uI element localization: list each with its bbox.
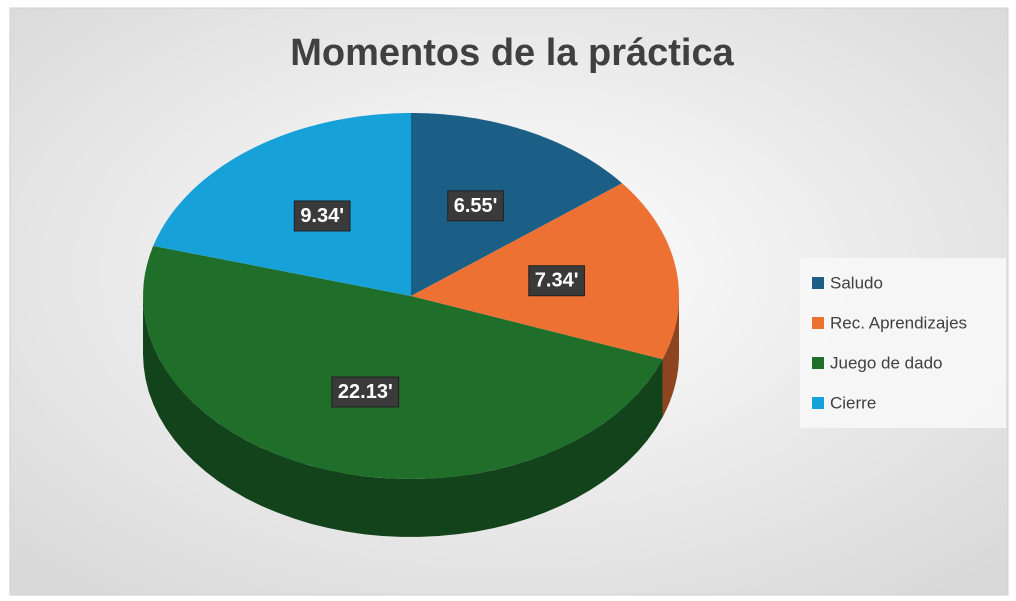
slice xyxy=(143,245,663,479)
legend-label: Cierre xyxy=(830,393,876,412)
data-label-box xyxy=(528,265,585,297)
data-label: 9.34' xyxy=(300,205,344,227)
slice xyxy=(153,113,411,296)
slice-side xyxy=(662,296,679,418)
legend-label: Saludo xyxy=(830,273,883,292)
legend-label: Juego de dado xyxy=(830,353,943,372)
legend-swatch xyxy=(812,397,824,409)
data-label: 22.13' xyxy=(338,381,393,403)
slice xyxy=(411,113,623,296)
legend-swatch xyxy=(812,277,824,289)
data-label: 6.55' xyxy=(454,195,498,217)
legend-swatch xyxy=(812,357,824,369)
legend-label: Rec. Aprendizajes xyxy=(830,313,967,332)
legend-box xyxy=(800,258,1006,428)
data-label-box xyxy=(293,200,351,232)
pie: 6.55' 7.34' 22.13' 9.34' xyxy=(143,113,679,537)
data-label-box xyxy=(447,190,504,222)
chart-title: Momentos de la práctica xyxy=(290,32,734,74)
data-label: 7.34' xyxy=(535,270,579,292)
slice-side xyxy=(143,296,663,537)
legend: Saludo Rec. Aprendizajes Juego de dado Cier… xyxy=(800,258,1006,428)
data-label-box xyxy=(331,376,400,408)
legend-swatch xyxy=(812,317,824,329)
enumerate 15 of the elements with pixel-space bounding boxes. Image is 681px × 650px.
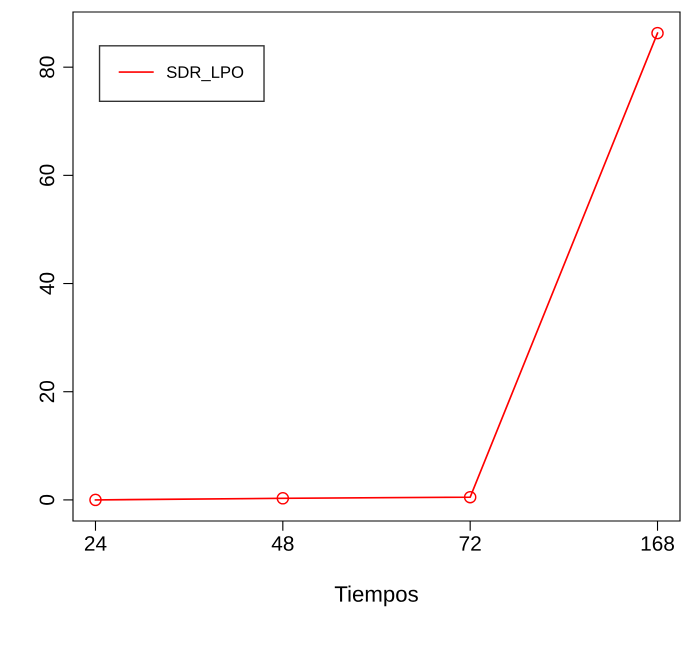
x-tick-label: 48 xyxy=(272,536,294,551)
x-axis-title: Tiempos xyxy=(334,586,418,606)
x-tick-label: 168 xyxy=(642,536,674,551)
x-tick-label: 72 xyxy=(460,536,481,551)
point xyxy=(276,492,290,505)
point xyxy=(89,494,102,506)
point xyxy=(651,26,664,40)
y-tick-label: 60 xyxy=(40,164,54,186)
point xyxy=(464,490,476,504)
y-tick-label: 0 xyxy=(40,494,54,505)
y-tick-label: 20 xyxy=(40,380,54,402)
x-tick-label: 24 xyxy=(84,536,106,551)
y-tick-label: 80 xyxy=(40,56,54,78)
legend-label: SDR_LPO xyxy=(166,66,244,82)
y-tick-label: 40 xyxy=(40,272,54,295)
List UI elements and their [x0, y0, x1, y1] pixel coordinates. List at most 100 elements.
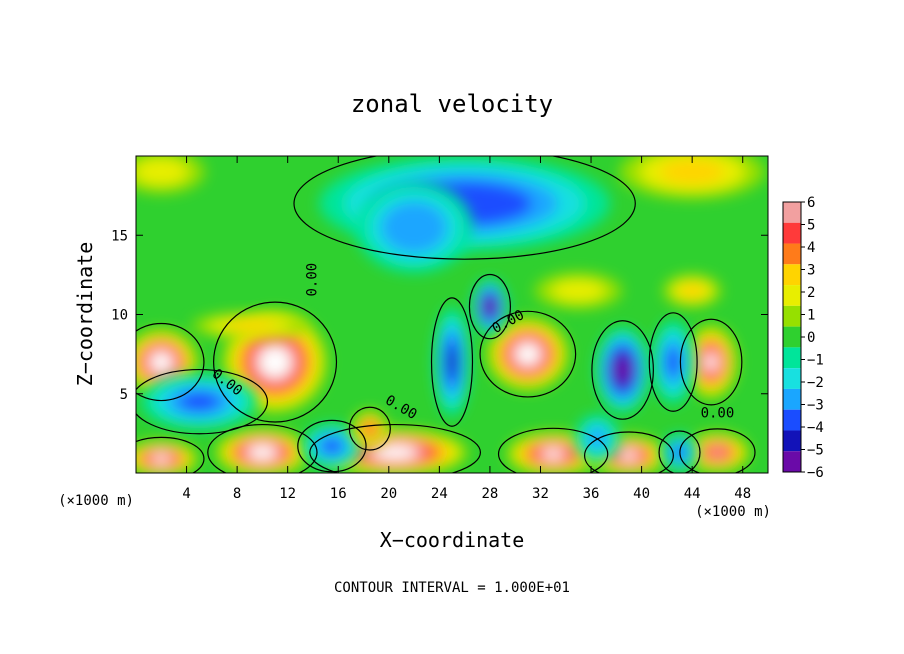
- zero-contours: [136, 156, 756, 473]
- field-feature: [434, 307, 470, 417]
- field-level: [543, 449, 563, 459]
- colorbar-label: 5: [807, 218, 815, 234]
- field-level: [154, 355, 169, 369]
- field-level: [321, 438, 343, 454]
- field-level: [153, 454, 169, 463]
- field-feature: [136, 440, 198, 473]
- x-tick-label: 28: [481, 486, 498, 502]
- zero-contour: [591, 320, 654, 420]
- field-feature: [352, 410, 388, 447]
- colorbar-swatch: [783, 451, 801, 472]
- field-feature: [663, 274, 722, 308]
- field-level: [136, 158, 189, 186]
- colorbar-swatch: [783, 222, 801, 244]
- colorbar-swatch: [783, 430, 801, 452]
- colorbar-label: −4: [807, 420, 824, 436]
- colorbar-label: −6: [807, 465, 824, 481]
- y-tick-label: 15: [111, 228, 128, 244]
- colorbar-label: 2: [807, 285, 815, 301]
- zero-contour: [297, 419, 367, 473]
- field-level: [621, 451, 637, 460]
- x-tick-label: 44: [684, 486, 701, 502]
- x-tick-label: 12: [279, 486, 296, 502]
- colorbar-swatch: [783, 368, 801, 389]
- x-tick-label: 48: [734, 486, 751, 502]
- colorbar-label: −2: [807, 375, 824, 391]
- colorbar-swatch: [783, 388, 801, 410]
- plot-area: [136, 156, 768, 473]
- field-level: [393, 211, 435, 244]
- field-feature: [136, 156, 205, 194]
- colorbar-label: 6: [807, 195, 815, 211]
- field-feature: [302, 424, 361, 468]
- field-feature: [506, 432, 600, 473]
- field-level: [520, 347, 536, 361]
- colorbar-swatch: [783, 305, 801, 327]
- field-feature: [222, 311, 328, 414]
- chart-title: zonal velocity: [351, 90, 553, 118]
- y-tick-label: 5: [120, 387, 128, 403]
- x-tick-label: 20: [380, 486, 397, 502]
- colorbar-swatch: [783, 347, 801, 369]
- colorbar-label: −3: [807, 398, 824, 414]
- zero-contour: [584, 431, 674, 473]
- colorbar-label: −1: [807, 353, 824, 369]
- x-unit-left: (×1000 m): [58, 493, 134, 509]
- field-level: [705, 354, 717, 370]
- contour-label: 0.00: [305, 263, 321, 297]
- x-tick-label: 40: [633, 486, 650, 502]
- field-feature: [596, 328, 649, 412]
- field-level: [551, 279, 606, 302]
- field-feature: [619, 156, 765, 200]
- colorbar-swatch: [783, 202, 801, 223]
- colorbar-swatch: [783, 285, 801, 306]
- x-axis-label: X−coordinate: [380, 528, 525, 552]
- field-feature: [355, 181, 473, 273]
- zero-contour: [430, 297, 474, 427]
- zero-contour: [213, 301, 338, 423]
- field-level: [447, 346, 457, 378]
- zero-contour: [479, 310, 577, 398]
- x-tick-label: 32: [532, 486, 549, 502]
- field-feature: [487, 317, 569, 391]
- field-feature: [141, 374, 258, 430]
- field-level: [587, 427, 608, 449]
- zero-contour: [207, 423, 318, 473]
- field-level: [178, 392, 220, 412]
- contour-label: 0.00: [701, 406, 735, 422]
- field-feature: [685, 432, 750, 473]
- colorbar-swatch: [783, 243, 801, 265]
- velocity-field: [136, 156, 765, 473]
- zero-contour: [648, 312, 698, 412]
- field-feature: [684, 325, 738, 399]
- x-axis: 4 8 12 16 20 24 28 32 36 40 44 48: [182, 156, 751, 502]
- field-feature: [575, 414, 620, 462]
- field-level: [486, 300, 494, 313]
- x-tick-label: 24: [431, 486, 448, 502]
- field-level: [666, 347, 681, 377]
- zero-contour: [136, 322, 205, 402]
- field-level: [679, 283, 706, 299]
- colorbar-swatch: [783, 264, 801, 286]
- x-unit-right: (×1000 m): [695, 504, 771, 520]
- field-level: [253, 447, 272, 457]
- colorbar-label: 1: [807, 308, 815, 324]
- colorbar-label: 3: [807, 263, 815, 279]
- field-level: [659, 159, 725, 185]
- zero-contour: [293, 156, 636, 260]
- zero-contour: [679, 428, 756, 473]
- field-level: [709, 447, 726, 458]
- x-tick-label: 36: [583, 486, 600, 502]
- field-level: [617, 361, 629, 379]
- field-feature: [215, 428, 309, 473]
- y-tick-label: 10: [111, 308, 128, 324]
- y-axis: 5 10 15: [111, 228, 768, 403]
- field-level: [381, 447, 409, 457]
- zero-contour: [468, 273, 511, 340]
- field-level: [265, 352, 285, 372]
- zero-contour: [136, 368, 269, 435]
- y-axis-label: Z−coordinate: [73, 242, 97, 387]
- zero-contour: [658, 430, 701, 473]
- field-level: [223, 319, 276, 332]
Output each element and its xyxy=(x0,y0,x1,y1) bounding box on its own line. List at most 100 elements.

· · · · ·

§ Exercise goal:
Copy out every line of the material above word for word, leaving out the pictures.

§ Result:
uI element localization: list each with its bbox.
slice xyxy=(143,245,663,479)
legend-label: Cierre xyxy=(830,393,876,412)
data-label-box xyxy=(528,265,585,297)
data-label: 9.34' xyxy=(300,205,344,227)
slice xyxy=(153,113,411,296)
slice-side xyxy=(662,296,679,418)
legend-label: Saludo xyxy=(830,273,883,292)
legend-label: Juego de dado xyxy=(830,353,943,372)
legend-swatch xyxy=(812,397,824,409)
data-label: 22.13' xyxy=(338,381,393,403)
slice xyxy=(411,113,623,296)
legend-swatch xyxy=(812,277,824,289)
data-label: 6.55' xyxy=(454,195,498,217)
legend-swatch xyxy=(812,357,824,369)
legend-label: Rec. Aprendizajes xyxy=(830,313,967,332)
legend-box xyxy=(800,258,1006,428)
data-label-box xyxy=(293,200,351,232)
pie: 6.55' 7.34' 22.13' 9.34' xyxy=(143,113,679,537)
data-label-box xyxy=(447,190,504,222)
chart-title: Momentos de la práctica xyxy=(290,32,734,74)
data-label: 7.34' xyxy=(535,270,579,292)
slice-side xyxy=(143,296,663,537)
legend: Saludo Rec. Aprendizajes Juego de dado Cier… xyxy=(800,258,1006,428)
data-label-box xyxy=(331,376,400,408)
legend-swatch xyxy=(812,317,824,329)
enumerate 15 of the elements with pixel-space bounding boxes. Image is 681px × 650px.
x-tick-label: 48 xyxy=(272,536,294,551)
x-axis-title: Tiempos xyxy=(334,586,418,606)
x-tick-label: 168 xyxy=(642,536,674,551)
x-tick-label: 72 xyxy=(460,536,481,551)
point xyxy=(276,492,290,505)
point xyxy=(89,494,102,506)
point xyxy=(651,26,664,40)
y-tick-label: 60 xyxy=(40,164,54,186)
point xyxy=(464,490,476,504)
y-tick-label: 0 xyxy=(40,494,54,505)
y-tick-label: 20 xyxy=(40,380,54,402)
x-tick-label: 24 xyxy=(84,536,106,551)
y-tick-label: 80 xyxy=(40,56,54,78)
legend-label: SDR_LPO xyxy=(166,66,244,82)
y-tick-label: 40 xyxy=(40,272,54,295)
List UI elements and their [x0, y0, x1, y1] pixel coordinates. List at most 100 elements.
- zero-contours: [136, 156, 756, 473]
- field-feature: [434, 307, 470, 417]
- field-level: [543, 449, 563, 459]
- colorbar-label: 5: [807, 218, 815, 234]
- field-level: [154, 355, 169, 369]
- field-level: [321, 438, 343, 454]
- field-level: [153, 454, 169, 463]
- field-feature: [136, 440, 198, 473]
- x-tick-label: 28: [481, 486, 498, 502]
- zero-contour: [591, 320, 654, 420]
- field-feature: [352, 410, 388, 447]
- colorbar-swatch: [783, 451, 801, 472]
- field-feature: [663, 274, 722, 308]
- field-level: [136, 158, 189, 186]
- colorbar-swatch: [783, 222, 801, 244]
- colorbar-swatch: [783, 430, 801, 452]
- colorbar-label: −4: [807, 420, 824, 436]
- colorbar-label: −6: [807, 465, 824, 481]
- y-tick-label: 15: [111, 228, 128, 244]
- colorbar-label: 2: [807, 285, 815, 301]
- zero-contour: [297, 419, 367, 473]
- field-level: [621, 451, 637, 460]
- x-tick-label: 44: [684, 486, 701, 502]
- x-tick-label: 12: [279, 486, 296, 502]
- colorbar-swatch: [783, 368, 801, 389]
- x-tick-label: 48: [734, 486, 751, 502]
- colorbar-label: −2: [807, 375, 824, 391]
- colorbar-swatch: [783, 388, 801, 410]
- plot-area: [136, 156, 768, 473]
- field-level: [393, 211, 435, 244]
- field-feature: [136, 156, 205, 194]
- colorbar-label: 6: [807, 195, 815, 211]
- field-feature: [302, 424, 361, 468]
- field-feature: [506, 432, 600, 473]
- field-level: [520, 347, 536, 361]
- colorbar-swatch: [783, 305, 801, 327]
- field-feature: [222, 311, 328, 414]
- chart-title: zonal velocity: [351, 90, 553, 118]
- y-tick-label: 5: [120, 387, 128, 403]
- x-tick-label: 20: [380, 486, 397, 502]
- colorbar-swatch: [783, 347, 801, 369]
- colorbar-label: −3: [807, 398, 824, 414]
- zero-contour: [584, 431, 674, 473]
- colorbar-label: −1: [807, 353, 824, 369]
- x-unit-left: (×1000 m): [58, 493, 134, 509]
- field-level: [705, 354, 717, 370]
- contour-label: 0.00: [305, 263, 321, 297]
- x-tick-label: 40: [633, 486, 650, 502]
- field-feature: [596, 328, 649, 412]
- field-level: [551, 279, 606, 302]
- field-feature: [619, 156, 765, 200]
- colorbar-swatch: [783, 202, 801, 223]
- colorbar-swatch: [783, 285, 801, 306]
- x-axis-label: X−coordinate: [380, 528, 525, 552]
- field-feature: [355, 181, 473, 273]
- zero-contour: [430, 297, 474, 427]
- zero-contour: [213, 301, 338, 423]
- field-level: [447, 346, 457, 378]
- zero-contour: [479, 310, 577, 398]
- x-tick-label: 32: [532, 486, 549, 502]
- field-feature: [487, 317, 569, 391]
- field-feature: [141, 374, 258, 430]
- field-level: [587, 427, 608, 449]
- zero-contour: [207, 423, 318, 473]
- field-level: [178, 392, 220, 412]
- contour-label: 0.00: [701, 406, 735, 422]
- field-feature: [685, 432, 750, 473]
- colorbar-swatch: [783, 243, 801, 265]
- velocity-field: [136, 156, 765, 473]
- zero-contour: [648, 312, 698, 412]
- field-feature: [684, 325, 738, 399]
- x-axis: 4 8 12 16 20 24 28 32 36 40 44 48: [182, 156, 751, 502]
- field-feature: [575, 414, 620, 462]
- field-level: [486, 300, 494, 313]
- x-tick-label: 24: [431, 486, 448, 502]
- field-level: [666, 347, 681, 377]
- zero-contour: [136, 322, 205, 402]
- field-level: [679, 283, 706, 299]
- colorbar-swatch: [783, 264, 801, 286]
- x-unit-right: (×1000 m): [695, 504, 771, 520]
- field-level: [253, 447, 272, 457]
- colorbar-label: 1: [807, 308, 815, 324]
- colorbar-label: 3: [807, 263, 815, 279]
- field-level: [659, 159, 725, 185]
- zero-contour: [293, 156, 636, 260]
- zero-contour: [679, 428, 756, 473]
- field-level: [709, 447, 726, 458]
- x-tick-label: 36: [583, 486, 600, 502]
- field-level: [617, 361, 629, 379]
- field-feature: [215, 428, 309, 473]
- y-tick-label: 10: [111, 308, 128, 324]
- y-axis: 5 10 15: [111, 228, 768, 403]
- field-level: [381, 447, 409, 457]
- zero-contour: [468, 273, 511, 340]
- field-level: [265, 352, 285, 372]
- zero-contour: [136, 368, 269, 435]
- y-axis-label: Z−coordinate: [73, 242, 97, 387]
- zero-contour: [658, 430, 701, 473]
- field-level: [223, 319, 276, 332]
Output each element and its xyxy=(x0,y0,x1,y1) bounding box on its own line. List at most 100 elements.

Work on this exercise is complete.